◆ What to produce ◆
Output each line of the material exactly as it stands.

◆ Input records ◆

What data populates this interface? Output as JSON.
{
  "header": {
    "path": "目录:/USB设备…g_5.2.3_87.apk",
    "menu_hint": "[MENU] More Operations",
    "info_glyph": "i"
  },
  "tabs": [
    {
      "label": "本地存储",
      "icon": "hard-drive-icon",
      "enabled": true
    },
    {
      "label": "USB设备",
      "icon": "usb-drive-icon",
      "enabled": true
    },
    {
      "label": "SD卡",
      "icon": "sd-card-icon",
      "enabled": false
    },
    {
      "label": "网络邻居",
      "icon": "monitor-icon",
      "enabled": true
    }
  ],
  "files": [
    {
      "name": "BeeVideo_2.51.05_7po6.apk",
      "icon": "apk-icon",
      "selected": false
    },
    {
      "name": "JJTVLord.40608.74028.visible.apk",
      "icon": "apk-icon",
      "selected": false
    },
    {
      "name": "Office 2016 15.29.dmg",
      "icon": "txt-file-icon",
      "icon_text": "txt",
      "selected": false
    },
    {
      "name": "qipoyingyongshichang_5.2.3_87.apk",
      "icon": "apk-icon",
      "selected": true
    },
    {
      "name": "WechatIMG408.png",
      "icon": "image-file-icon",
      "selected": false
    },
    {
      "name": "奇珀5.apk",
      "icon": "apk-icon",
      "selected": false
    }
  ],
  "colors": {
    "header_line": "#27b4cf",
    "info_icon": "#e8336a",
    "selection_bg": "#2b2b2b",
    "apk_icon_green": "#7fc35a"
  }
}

◆ Answer for the task ◆
What data populates this interface? Output as JSON.
{
  "header": {
    "path": "目录:/USB设备…g_5.2.3_87.apk",
    "menu_hint": "[MENU] More Operations",
    "info_glyph": "i"
  },
  "tabs": [
    {
      "label": "本地存储",
      "icon": "hard-drive-icon",
      "enabled": true
    },
    {
      "label": "USB设备",
      "icon": "usb-drive-icon",
      "enabled": true
    },
    {
      "label": "SD卡",
      "icon": "sd-card-icon",
      "enabled": false
    },
    {
      "label": "网络邻居",
      "icon": "monitor-icon",
      "enabled": true
    }
  ],
  "files": [
    {
      "name": "BeeVideo_2.51.05_7po6.apk",
      "icon": "apk-icon",
      "selected": false
    },
    {
      "name": "JJTVLord.40608.74028.visible.apk",
      "icon": "apk-icon",
      "selected": false
    },
    {
      "name": "Office 2016 15.29.dmg",
      "icon": "txt-file-icon",
      "icon_text": "txt",
      "selected": false
    },
    {
      "name": "qipoyingyongshichang_5.2.3_87.apk",
      "icon": "apk-icon",
      "selected": true
    },
    {
      "name": "WechatIMG408.png",
      "icon": "image-file-icon",
      "selected": false
    },
    {
      "name": "奇珀5.apk",
      "icon": "apk-icon",
      "selected": false
    }
  ],
  "colors": {
    "header_line": "#27b4cf",
    "info_icon": "#e8336a",
    "selection_bg": "#2b2b2b",
    "apk_icon_green": "#7fc35a"
  }
}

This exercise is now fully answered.